## [Stated problem]
Can you print every record below exactly as written?

[Start Recorded data]

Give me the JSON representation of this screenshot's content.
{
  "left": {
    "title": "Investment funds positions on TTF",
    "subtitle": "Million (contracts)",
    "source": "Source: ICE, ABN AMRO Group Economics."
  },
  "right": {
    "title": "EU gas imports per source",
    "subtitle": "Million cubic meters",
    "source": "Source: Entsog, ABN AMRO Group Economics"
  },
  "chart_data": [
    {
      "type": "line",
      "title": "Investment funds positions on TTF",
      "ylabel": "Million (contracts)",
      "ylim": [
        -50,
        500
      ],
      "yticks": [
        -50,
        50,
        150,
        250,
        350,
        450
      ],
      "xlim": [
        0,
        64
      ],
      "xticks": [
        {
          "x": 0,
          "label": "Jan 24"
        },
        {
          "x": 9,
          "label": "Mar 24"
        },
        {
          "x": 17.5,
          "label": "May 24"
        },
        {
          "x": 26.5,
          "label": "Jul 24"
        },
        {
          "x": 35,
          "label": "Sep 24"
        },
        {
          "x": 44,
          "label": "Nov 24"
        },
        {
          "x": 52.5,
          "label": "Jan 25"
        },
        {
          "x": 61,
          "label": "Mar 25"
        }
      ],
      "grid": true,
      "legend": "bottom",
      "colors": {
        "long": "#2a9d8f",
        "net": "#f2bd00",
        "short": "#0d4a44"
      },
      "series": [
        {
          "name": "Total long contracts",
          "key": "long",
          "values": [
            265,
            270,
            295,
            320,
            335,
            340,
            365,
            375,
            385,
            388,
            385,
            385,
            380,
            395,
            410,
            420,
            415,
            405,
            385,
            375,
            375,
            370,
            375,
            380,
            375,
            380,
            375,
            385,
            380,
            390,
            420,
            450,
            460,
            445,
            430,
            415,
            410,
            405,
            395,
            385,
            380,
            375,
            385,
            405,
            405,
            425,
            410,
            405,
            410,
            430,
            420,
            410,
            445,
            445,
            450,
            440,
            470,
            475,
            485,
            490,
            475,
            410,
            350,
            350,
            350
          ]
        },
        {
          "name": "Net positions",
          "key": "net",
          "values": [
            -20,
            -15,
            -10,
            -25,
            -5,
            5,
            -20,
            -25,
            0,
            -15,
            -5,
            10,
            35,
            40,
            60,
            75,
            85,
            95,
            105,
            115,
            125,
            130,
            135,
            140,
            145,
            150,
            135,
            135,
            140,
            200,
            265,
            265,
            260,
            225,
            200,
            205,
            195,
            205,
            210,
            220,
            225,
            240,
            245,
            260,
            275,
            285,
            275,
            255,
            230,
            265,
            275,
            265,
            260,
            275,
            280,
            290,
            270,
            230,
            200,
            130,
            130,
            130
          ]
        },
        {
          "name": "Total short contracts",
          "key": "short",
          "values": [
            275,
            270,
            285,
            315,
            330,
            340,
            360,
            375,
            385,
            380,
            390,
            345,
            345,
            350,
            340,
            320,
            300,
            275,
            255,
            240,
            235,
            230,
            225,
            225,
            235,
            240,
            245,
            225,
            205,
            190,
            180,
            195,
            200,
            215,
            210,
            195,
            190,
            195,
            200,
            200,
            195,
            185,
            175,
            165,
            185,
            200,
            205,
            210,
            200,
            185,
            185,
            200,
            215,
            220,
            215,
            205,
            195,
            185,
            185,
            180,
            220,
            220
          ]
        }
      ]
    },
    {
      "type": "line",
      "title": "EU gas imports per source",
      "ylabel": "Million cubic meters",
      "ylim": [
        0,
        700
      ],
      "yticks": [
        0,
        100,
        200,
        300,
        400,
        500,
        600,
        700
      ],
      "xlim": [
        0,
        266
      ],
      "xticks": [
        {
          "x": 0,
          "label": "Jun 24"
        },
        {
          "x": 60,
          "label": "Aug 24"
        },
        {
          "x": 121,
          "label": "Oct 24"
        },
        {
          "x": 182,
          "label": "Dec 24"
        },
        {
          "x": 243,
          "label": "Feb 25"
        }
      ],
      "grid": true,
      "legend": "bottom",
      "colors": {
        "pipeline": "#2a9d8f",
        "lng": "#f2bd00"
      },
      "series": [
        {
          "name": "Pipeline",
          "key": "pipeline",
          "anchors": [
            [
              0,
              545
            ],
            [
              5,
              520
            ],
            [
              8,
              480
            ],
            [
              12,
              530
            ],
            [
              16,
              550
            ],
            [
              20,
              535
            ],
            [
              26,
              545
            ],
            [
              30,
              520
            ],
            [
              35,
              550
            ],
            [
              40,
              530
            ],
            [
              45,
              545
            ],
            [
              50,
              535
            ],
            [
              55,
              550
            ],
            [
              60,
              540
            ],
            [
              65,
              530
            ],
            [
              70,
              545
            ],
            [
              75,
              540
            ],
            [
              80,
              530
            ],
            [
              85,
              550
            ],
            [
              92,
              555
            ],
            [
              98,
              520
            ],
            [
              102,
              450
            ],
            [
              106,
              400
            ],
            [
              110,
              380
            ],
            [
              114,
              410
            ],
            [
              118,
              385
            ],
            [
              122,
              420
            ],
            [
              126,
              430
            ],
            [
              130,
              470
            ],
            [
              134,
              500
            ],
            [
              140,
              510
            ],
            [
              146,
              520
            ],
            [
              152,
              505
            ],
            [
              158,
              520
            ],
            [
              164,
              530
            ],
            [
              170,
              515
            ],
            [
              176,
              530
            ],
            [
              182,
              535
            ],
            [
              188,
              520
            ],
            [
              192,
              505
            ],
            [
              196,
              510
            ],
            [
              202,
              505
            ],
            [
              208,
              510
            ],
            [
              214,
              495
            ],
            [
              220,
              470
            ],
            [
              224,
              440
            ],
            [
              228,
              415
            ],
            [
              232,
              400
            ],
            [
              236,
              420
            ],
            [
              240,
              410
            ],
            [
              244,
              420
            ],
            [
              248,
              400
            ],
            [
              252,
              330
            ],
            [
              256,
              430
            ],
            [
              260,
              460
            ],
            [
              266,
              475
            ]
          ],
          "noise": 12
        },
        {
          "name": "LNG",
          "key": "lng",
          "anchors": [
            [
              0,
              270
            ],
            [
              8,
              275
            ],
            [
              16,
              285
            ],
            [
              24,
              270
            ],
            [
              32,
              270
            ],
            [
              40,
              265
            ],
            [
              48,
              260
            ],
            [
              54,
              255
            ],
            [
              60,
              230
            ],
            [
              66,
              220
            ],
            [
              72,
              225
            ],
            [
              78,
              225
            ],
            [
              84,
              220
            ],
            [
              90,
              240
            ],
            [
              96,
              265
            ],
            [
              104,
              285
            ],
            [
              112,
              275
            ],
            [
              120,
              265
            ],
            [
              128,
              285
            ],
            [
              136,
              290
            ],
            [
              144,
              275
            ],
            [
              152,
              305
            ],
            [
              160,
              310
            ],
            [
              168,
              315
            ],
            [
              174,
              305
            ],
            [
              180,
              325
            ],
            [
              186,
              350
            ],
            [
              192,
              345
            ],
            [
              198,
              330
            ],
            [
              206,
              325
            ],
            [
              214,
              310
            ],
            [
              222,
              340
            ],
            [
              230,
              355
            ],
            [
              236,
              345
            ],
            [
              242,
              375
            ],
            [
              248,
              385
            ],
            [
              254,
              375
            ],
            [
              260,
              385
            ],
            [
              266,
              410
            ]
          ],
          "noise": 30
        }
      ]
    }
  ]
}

[End Recorded data]

## [Correct response]
Give me the JSON representation of this screenshot's content.
{
  "left": {
    "title": "Investment funds positions on TTF",
    "subtitle": "Million (contracts)",
    "source": "Source: ICE, ABN AMRO Group Economics."
  },
  "right": {
    "title": "EU gas imports per source",
    "subtitle": "Million cubic meters",
    "source": "Source: Entsog, ABN AMRO Group Economics"
  },
  "chart_data": [
    {
      "type": "line",
      "title": "Investment funds positions on TTF",
      "ylabel": "Million (contracts)",
      "ylim": [
        -50,
        500
      ],
      "yticks": [
        -50,
        50,
        150,
        250,
        350,
        450
      ],
      "xlim": [
        0,
        64
      ],
      "xticks": [
        {
          "x": 0,
          "label": "Jan 24"
        },
        {
          "x": 9,
          "label": "Mar 24"
        },
        {
          "x": 17.5,
          "label": "May 24"
        },
        {
          "x": 26.5,
          "label": "Jul 24"
        },
        {
          "x": 35,
          "label": "Sep 24"
        },
        {
          "x": 44,
          "label": "Nov 24"
        },
        {
          "x": 52.5,
          "label": "Jan 25"
        },
        {
          "x": 61,
          "label": "Mar 25"
        }
      ],
      "grid": true,
      "legend": "bottom",
      "colors": {
        "long": "#2a9d8f",
        "net": "#f2bd00",
        "short": "#0d4a44"
      },
      "series": [
        {
          "name": "Total long contracts",
          "key": "long",
          "values": [
            265,
            270,
            295,
            320,
            335,
            340,
            365,
            375,
            385,
            388,
            385,
            385,
            380,
            395,
            410,
            420,
            415,
            405,
            385,
            375,
            375,
            370,
            375,
            380,
            375,
            380,
            375,
            385,
            380,
            390,
            420,
            450,
            460,
            445,
            430,
            415,
            410,
            405,
            395,
            385,
            380,
            375,
            385,
            405,
            405,
            425,
            410,
            405,
            410,
            430,
            420,
            410,
            445,
            445,
            450,
            440,
            470,
            475,
            485,
            490,
            475,
            410,
            350,
            350,
            350
          ]
        },
        {
          "name": "Net positions",
          "key": "net",
          "values": [
            -20,
            -15,
            -10,
            -25,
            -5,
            5,
            -20,
            -25,
            0,
            -15,
            -5,
            10,
            35,
            40,
            60,
            75,
            85,
            95,
            105,
            115,
            125,
            130,
            135,
            140,
            145,
            150,
            135,
            135,
            140,
            200,
            265,
            265,
            260,
            225,
            200,
            205,
            195,
            205,
            210,
            220,
            225,
            240,
            245,
            260,
            275,
            285,
            275,
            255,
            230,
            265,
            275,
            265,
            260,
            275,
            280,
            290,
            270,
            230,
            200,
            130,
            130,
            130
          ]
        },
        {
          "name": "Total short contracts",
          "key": "short",
          "values": [
            275,
            270,
            285,
            315,
            330,
            340,
            360,
            375,
            385,
            380,
            390,
            345,
            345,
            350,
            340,
            320,
            300,
            275,
            255,
            240,
            235,
            230,
            225,
            225,
            235,
            240,
            245,
            225,
            205,
            190,
            180,
            195,
            200,
            215,
            210,
            195,
            190,
            195,
            200,
            200,
            195,
            185,
            175,
            165,
            185,
            200,
            205,
            210,
            200,
            185,
            185,
            200,
            215,
            220,
            215,
            205,
            195,
            185,
            185,
            180,
            220,
            220
          ]
        }
      ]
    },
    {
      "type": "line",
      "title": "EU gas imports per source",
      "ylabel": "Million cubic meters",
      "ylim": [
        0,
        700
      ],
      "yticks": [
        0,
        100,
        200,
        300,
        400,
        500,
        600,
        700
      ],
      "xlim": [
        0,
        266
      ],
      "xticks": [
        {
          "x": 0,
          "label": "Jun 24"
        },
        {
          "x": 60,
          "label": "Aug 24"
        },
        {
          "x": 121,
          "label": "Oct 24"
        },
        {
          "x": 182,
          "label": "Dec 24"
        },
        {
          "x": 243,
          "label": "Feb 25"
        }
      ],
      "grid": true,
      "legend": "bottom",
      "colors": {
        "pipeline": "#2a9d8f",
        "lng": "#f2bd00"
      },
      "series": [
        {
          "name": "Pipeline",
          "key": "pipeline",
          "anchors": [
            [
              0,
              545
            ],
            [
              5,
              520
            ],
            [
              8,
              480
            ],
            [
              12,
              530
            ],
            [
              16,
              550
            ],
            [
              20,
              535
            ],
            [
              26,
              545
            ],
            [
              30,
              520
            ],
            [
              35,
              550
            ],
            [
              40,
              530
            ],
            [
              45,
              545
            ],
            [
              50,
              535
            ],
            [
              55,
              550
            ],
            [
              60,
              540
            ],
            [
              65,
              530
            ],
            [
              70,
              545
            ],
            [
              75,
              540
            ],
            [
              80,
              530
            ],
            [
              85,
              550
            ],
            [
              92,
              555
            ],
            [
              98,
              520
            ],
            [
              102,
              450
            ],
            [
              106,
              400
            ],
            [
              110,
              380
            ],
            [
              114,
              410
            ],
            [
              118,
              385
            ],
            [
              122,
              420
            ],
            [
              126,
              430
            ],
            [
              130,
              470
            ],
            [
              134,
              500
            ],
            [
              140,
              510
            ],
            [
              146,
              520
            ],
            [
              152,
              505
            ],
            [
              158,
              520
            ],
            [
              164,
              530
            ],
            [
              170,
              515
            ],
            [
              176,
              530
            ],
            [
              182,
              535
            ],
            [
              188,
              520
            ],
            [
              192,
              505
            ],
            [
              196,
              510
            ],
            [
              202,
              505
            ],
            [
              208,
              510
            ],
            [
              214,
              495
            ],
            [
              220,
              470
            ],
            [
              224,
              440
            ],
            [
              228,
              415
            ],
            [
              232,
              400
            ],
            [
              236,
              420
            ],
            [
              240,
              410
            ],
            [
              244,
              420
            ],
            [
              248,
              400
            ],
            [
              252,
              330
            ],
            [
              256,
              430
            ],
            [
              260,
              460
            ],
            [
              266,
              475
            ]
          ],
          "noise": 12
        },
        {
          "name": "LNG",
          "key": "lng",
          "anchors": [
            [
              0,
              270
            ],
            [
              8,
              275
            ],
            [
              16,
              285
            ],
            [
              24,
              270
            ],
            [
              32,
              270
            ],
            [
              40,
              265
            ],
            [
              48,
              260
            ],
            [
              54,
              255
            ],
            [
              60,
              230
            ],
            [
              66,
              220
            ],
            [
              72,
              225
            ],
            [
              78,
              225
            ],
            [
              84,
              220
            ],
            [
              90,
              240
            ],
            [
              96,
              265
            ],
            [
              104,
              285
            ],
            [
              112,
              275
            ],
            [
              120,
              265
            ],
            [
              128,
              285
            ],
            [
              136,
              290
            ],
            [
              144,
              275
            ],
            [
              152,
              305
            ],
            [
              160,
              310
            ],
            [
              168,
              315
            ],
            [
              174,
              305
            ],
            [
              180,
              325
            ],
            [
              186,
              350
            ],
            [
              192,
              345
            ],
            [
              198,
              330
            ],
            [
              206,
              325
            ],
            [
              214,
              310
            ],
            [
              222,
              340
            ],
            [
              230,
              355
            ],
            [
              236,
              345
            ],
            [
              242,
              375
            ],
            [
              248,
              385
            ],
            [
              254,
              375
            ],
            [
              260,
              385
            ],
            [
              266,
              410
            ]
          ],
          "noise": 30
        }
      ]
    }
  ]
}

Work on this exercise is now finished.